Exercise description
Keep only the lines of the listing that include the word "Association", and copy them.

· · ·

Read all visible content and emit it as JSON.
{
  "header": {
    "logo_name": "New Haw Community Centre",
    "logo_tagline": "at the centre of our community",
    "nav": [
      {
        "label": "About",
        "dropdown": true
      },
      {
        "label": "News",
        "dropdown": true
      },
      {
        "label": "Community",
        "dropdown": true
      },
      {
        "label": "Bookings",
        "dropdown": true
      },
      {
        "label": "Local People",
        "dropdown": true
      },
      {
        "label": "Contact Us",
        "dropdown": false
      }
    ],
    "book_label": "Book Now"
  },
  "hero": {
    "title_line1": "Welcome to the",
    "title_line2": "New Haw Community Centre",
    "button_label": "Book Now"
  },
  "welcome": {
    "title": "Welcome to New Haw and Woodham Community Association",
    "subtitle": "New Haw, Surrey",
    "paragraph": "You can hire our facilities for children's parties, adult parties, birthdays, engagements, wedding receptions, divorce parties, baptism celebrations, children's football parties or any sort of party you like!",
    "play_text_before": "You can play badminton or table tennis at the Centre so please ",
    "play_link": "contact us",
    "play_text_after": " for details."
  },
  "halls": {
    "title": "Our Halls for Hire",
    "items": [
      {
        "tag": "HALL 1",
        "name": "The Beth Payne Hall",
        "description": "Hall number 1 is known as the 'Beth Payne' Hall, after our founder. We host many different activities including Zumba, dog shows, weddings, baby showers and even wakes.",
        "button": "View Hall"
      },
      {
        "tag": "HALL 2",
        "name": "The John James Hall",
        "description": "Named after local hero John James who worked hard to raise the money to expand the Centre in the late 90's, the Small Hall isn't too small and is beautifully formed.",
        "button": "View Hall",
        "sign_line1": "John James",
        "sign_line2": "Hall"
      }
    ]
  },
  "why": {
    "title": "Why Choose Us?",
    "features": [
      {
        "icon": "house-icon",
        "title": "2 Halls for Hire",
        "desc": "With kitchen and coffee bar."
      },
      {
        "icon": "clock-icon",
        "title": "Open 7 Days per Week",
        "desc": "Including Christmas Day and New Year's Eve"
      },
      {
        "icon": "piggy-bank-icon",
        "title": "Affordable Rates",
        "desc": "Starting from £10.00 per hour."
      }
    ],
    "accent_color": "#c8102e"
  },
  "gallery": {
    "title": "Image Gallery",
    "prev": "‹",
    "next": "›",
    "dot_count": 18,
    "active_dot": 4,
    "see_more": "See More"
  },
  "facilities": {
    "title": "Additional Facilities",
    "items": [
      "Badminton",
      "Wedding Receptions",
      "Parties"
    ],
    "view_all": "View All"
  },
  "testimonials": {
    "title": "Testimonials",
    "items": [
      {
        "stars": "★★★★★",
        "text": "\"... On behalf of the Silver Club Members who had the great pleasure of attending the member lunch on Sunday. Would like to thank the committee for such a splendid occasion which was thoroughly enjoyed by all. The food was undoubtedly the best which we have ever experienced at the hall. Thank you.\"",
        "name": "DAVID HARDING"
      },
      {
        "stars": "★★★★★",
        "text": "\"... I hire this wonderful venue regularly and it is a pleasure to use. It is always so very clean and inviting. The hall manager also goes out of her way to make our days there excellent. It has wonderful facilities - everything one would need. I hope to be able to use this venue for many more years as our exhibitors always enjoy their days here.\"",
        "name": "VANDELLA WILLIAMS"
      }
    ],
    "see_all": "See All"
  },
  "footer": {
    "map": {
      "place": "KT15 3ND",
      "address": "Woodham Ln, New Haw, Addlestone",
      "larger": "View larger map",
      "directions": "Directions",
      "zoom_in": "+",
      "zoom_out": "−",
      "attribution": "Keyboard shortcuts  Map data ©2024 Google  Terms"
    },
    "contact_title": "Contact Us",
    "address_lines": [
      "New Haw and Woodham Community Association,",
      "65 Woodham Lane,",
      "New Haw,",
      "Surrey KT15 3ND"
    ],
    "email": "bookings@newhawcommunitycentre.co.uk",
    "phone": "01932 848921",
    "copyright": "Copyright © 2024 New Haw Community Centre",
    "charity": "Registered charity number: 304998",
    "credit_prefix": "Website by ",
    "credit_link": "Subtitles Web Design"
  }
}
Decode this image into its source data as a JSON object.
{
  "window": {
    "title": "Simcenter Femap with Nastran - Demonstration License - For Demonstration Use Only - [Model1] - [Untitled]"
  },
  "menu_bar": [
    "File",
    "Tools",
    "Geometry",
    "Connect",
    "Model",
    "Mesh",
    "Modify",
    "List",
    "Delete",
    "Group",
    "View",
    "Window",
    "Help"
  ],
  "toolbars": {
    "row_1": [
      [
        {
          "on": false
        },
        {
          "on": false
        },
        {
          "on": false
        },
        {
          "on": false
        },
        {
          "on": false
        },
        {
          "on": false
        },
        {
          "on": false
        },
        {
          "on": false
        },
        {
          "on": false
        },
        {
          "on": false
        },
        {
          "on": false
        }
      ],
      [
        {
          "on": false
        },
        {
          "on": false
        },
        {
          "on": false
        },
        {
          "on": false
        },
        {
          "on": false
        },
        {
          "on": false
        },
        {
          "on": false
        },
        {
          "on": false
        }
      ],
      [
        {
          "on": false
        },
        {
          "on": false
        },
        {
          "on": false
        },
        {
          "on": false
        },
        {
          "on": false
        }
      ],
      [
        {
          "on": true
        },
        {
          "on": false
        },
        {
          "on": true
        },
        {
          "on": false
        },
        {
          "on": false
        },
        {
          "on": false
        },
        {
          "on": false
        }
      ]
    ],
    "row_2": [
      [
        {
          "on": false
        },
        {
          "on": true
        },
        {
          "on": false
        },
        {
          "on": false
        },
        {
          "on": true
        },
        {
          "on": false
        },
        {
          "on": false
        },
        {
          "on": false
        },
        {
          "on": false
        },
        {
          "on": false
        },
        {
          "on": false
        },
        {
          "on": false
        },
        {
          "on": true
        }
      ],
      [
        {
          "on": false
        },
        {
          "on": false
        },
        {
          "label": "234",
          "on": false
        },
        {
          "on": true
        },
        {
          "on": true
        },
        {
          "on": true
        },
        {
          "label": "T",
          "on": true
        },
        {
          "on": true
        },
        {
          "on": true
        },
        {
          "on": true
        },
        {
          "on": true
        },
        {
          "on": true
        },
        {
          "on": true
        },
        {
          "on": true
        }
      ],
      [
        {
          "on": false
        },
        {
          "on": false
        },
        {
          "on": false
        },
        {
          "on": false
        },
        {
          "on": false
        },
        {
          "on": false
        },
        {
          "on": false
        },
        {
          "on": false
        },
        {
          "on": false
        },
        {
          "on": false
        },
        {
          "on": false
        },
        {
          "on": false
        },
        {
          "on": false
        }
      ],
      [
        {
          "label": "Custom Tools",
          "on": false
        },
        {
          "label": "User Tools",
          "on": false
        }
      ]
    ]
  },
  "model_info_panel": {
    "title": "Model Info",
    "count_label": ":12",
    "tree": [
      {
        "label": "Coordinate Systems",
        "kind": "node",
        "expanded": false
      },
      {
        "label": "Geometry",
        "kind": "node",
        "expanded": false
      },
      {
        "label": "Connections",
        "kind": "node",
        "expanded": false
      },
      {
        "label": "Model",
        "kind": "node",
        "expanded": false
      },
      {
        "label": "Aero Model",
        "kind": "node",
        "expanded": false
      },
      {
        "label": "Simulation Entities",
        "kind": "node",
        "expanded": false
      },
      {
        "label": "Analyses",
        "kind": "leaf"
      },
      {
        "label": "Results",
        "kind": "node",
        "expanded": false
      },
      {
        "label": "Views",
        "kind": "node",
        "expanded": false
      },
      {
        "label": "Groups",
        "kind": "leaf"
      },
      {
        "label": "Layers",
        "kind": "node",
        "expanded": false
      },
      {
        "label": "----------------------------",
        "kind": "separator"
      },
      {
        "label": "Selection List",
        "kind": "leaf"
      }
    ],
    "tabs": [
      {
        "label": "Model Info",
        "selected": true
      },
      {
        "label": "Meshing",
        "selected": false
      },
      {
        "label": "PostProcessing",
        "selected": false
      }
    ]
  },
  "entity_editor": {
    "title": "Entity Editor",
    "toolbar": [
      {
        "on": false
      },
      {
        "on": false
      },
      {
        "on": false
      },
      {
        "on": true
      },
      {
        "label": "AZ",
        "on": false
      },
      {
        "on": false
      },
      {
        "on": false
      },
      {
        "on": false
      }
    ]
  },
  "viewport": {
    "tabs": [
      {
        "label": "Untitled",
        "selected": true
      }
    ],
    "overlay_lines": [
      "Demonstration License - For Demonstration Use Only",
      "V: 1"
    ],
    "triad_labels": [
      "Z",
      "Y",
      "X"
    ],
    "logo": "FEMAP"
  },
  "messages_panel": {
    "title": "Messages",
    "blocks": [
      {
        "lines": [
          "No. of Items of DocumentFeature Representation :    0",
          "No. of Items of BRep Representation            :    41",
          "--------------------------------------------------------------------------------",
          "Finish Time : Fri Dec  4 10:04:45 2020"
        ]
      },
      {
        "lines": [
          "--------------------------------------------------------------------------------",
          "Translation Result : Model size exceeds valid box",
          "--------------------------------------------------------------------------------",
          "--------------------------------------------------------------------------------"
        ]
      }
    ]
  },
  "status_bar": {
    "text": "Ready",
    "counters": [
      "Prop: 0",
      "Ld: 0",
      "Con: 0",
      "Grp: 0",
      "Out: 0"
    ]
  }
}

· · ·

Result of this task
    "title": "Welcome to New Haw and Woodham Community Association",
      "New Haw and Woodham Community Association,",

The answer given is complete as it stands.